> [Problem] Lines before the one containing "Enumerate this screenshot's" are excluded; print that line and every line after it through the end of the material below, exactly.

[Dataset items]
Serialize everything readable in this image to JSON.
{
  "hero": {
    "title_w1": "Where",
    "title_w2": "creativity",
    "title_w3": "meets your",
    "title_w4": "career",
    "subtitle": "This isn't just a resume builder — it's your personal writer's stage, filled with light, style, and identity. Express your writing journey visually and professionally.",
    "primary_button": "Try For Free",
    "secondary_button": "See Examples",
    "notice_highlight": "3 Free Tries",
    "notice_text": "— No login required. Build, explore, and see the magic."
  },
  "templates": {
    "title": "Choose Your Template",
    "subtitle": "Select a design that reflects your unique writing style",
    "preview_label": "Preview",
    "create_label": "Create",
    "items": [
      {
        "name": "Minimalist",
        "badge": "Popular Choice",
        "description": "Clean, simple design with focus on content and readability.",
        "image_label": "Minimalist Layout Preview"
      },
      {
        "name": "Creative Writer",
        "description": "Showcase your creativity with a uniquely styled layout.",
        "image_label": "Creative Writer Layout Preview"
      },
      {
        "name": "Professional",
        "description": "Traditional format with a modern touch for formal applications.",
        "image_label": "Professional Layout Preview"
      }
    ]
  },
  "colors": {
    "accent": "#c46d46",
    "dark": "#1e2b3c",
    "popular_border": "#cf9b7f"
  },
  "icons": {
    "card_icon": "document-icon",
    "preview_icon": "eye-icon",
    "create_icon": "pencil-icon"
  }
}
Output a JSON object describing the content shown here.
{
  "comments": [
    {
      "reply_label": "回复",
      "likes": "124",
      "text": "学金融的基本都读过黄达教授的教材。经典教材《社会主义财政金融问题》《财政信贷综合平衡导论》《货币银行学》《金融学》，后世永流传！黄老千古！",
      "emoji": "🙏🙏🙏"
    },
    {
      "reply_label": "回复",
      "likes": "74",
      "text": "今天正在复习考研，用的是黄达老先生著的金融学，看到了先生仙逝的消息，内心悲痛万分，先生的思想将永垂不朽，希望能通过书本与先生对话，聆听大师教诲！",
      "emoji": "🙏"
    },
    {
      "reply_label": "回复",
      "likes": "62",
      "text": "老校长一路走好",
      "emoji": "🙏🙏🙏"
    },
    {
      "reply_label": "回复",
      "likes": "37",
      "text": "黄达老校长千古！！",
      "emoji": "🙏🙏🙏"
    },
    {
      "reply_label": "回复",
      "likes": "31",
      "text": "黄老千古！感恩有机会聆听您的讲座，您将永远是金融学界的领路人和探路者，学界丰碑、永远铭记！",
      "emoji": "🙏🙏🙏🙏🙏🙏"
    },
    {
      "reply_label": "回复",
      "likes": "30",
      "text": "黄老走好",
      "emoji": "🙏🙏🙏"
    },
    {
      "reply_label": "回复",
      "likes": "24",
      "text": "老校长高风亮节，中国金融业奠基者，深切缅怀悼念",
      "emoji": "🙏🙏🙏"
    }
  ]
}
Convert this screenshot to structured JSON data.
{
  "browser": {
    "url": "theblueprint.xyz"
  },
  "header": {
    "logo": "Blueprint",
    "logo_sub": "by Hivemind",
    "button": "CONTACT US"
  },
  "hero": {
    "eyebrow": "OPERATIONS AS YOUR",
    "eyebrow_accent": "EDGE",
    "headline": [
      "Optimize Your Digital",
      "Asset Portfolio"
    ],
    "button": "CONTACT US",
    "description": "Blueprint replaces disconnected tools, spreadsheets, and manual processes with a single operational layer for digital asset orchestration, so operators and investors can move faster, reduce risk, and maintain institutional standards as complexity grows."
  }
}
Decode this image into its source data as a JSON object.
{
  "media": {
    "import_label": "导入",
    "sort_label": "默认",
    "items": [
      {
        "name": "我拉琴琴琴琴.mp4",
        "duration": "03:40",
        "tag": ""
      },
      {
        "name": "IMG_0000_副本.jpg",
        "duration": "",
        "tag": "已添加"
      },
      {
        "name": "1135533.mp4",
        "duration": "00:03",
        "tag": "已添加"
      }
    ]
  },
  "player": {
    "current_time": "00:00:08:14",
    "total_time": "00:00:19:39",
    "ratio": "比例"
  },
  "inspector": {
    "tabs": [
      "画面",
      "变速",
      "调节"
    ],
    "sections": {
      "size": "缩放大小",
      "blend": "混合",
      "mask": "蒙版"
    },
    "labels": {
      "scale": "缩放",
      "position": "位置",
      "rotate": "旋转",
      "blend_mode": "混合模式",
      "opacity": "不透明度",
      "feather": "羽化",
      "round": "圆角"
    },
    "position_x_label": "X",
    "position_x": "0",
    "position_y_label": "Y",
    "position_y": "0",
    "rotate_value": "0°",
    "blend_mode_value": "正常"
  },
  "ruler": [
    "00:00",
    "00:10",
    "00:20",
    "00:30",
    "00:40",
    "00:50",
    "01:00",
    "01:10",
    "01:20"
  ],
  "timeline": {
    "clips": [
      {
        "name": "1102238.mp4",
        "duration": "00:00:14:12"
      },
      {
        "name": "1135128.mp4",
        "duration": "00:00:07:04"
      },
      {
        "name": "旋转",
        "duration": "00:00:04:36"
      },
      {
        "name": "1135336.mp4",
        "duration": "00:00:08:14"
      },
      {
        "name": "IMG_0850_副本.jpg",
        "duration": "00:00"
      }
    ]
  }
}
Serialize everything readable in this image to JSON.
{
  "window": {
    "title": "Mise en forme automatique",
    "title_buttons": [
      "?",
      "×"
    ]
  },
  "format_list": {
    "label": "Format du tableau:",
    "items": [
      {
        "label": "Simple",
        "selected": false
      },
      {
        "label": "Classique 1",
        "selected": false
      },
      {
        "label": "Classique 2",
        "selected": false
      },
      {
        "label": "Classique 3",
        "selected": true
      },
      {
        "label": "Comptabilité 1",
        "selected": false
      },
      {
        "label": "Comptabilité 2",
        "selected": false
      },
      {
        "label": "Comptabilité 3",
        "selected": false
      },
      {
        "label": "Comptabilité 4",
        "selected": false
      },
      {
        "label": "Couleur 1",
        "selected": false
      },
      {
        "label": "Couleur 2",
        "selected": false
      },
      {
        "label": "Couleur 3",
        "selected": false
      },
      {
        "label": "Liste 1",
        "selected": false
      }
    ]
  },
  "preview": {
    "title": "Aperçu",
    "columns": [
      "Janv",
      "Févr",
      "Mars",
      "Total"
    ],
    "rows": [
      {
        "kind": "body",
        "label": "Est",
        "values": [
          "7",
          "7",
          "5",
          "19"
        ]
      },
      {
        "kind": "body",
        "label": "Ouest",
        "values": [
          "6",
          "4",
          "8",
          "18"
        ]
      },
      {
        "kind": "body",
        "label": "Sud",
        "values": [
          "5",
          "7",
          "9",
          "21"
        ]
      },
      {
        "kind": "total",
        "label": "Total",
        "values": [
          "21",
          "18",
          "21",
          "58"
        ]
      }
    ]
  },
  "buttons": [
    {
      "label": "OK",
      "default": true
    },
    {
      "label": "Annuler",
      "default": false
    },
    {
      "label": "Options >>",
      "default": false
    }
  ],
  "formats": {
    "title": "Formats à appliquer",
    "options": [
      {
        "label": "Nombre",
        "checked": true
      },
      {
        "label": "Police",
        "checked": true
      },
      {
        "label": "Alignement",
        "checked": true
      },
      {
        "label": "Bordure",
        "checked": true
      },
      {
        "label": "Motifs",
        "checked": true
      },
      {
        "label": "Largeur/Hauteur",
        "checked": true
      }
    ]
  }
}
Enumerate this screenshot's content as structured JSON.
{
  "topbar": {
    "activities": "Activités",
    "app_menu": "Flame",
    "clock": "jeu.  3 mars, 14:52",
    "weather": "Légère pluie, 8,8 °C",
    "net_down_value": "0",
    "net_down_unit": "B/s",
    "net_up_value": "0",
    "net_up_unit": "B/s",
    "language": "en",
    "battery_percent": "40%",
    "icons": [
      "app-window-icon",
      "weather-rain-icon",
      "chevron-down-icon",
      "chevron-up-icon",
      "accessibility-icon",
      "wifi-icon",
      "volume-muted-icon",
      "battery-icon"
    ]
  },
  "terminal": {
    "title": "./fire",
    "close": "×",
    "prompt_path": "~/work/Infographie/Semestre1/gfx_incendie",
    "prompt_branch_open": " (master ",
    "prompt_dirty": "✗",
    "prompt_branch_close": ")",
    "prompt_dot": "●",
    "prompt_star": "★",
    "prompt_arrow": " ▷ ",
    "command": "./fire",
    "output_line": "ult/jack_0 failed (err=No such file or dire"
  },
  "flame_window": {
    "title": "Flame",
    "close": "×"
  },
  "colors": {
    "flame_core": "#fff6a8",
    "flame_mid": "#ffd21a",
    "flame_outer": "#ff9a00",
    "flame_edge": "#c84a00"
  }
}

> [Written answer]
Enumerate this screenshot's content as structured JSON.
{
  "topbar": {
    "activities": "Activités",
    "app_menu": "Flame",
    "clock": "jeu.  3 mars, 14:52",
    "weather": "Légère pluie, 8,8 °C",
    "net_down_value": "0",
    "net_down_unit": "B/s",
    "net_up_value": "0",
    "net_up_unit": "B/s",
    "language": "en",
    "battery_percent": "40%",
    "icons": [
      "app-window-icon",
      "weather-rain-icon",
      "chevron-down-icon",
      "chevron-up-icon",
      "accessibility-icon",
      "wifi-icon",
      "volume-muted-icon",
      "battery-icon"
    ]
  },
  "terminal": {
    "title": "./fire",
    "close": "×",
    "prompt_path": "~/work/Infographie/Semestre1/gfx_incendie",
    "prompt_branch_open": " (master ",
    "prompt_dirty": "✗",
    "prompt_branch_close": ")",
    "prompt_dot": "●",
    "prompt_star": "★",
    "prompt_arrow": " ▷ ",
    "command": "./fire",
    "output_line": "ult/jack_0 failed (err=No such file or dire"
  },
  "flame_window": {
    "title": "Flame",
    "close": "×"
  },
  "colors": {
    "flame_core": "#fff6a8",
    "flame_mid": "#ffd21a",
    "flame_outer": "#ff9a00",
    "flame_edge": "#c84a00"
  }
}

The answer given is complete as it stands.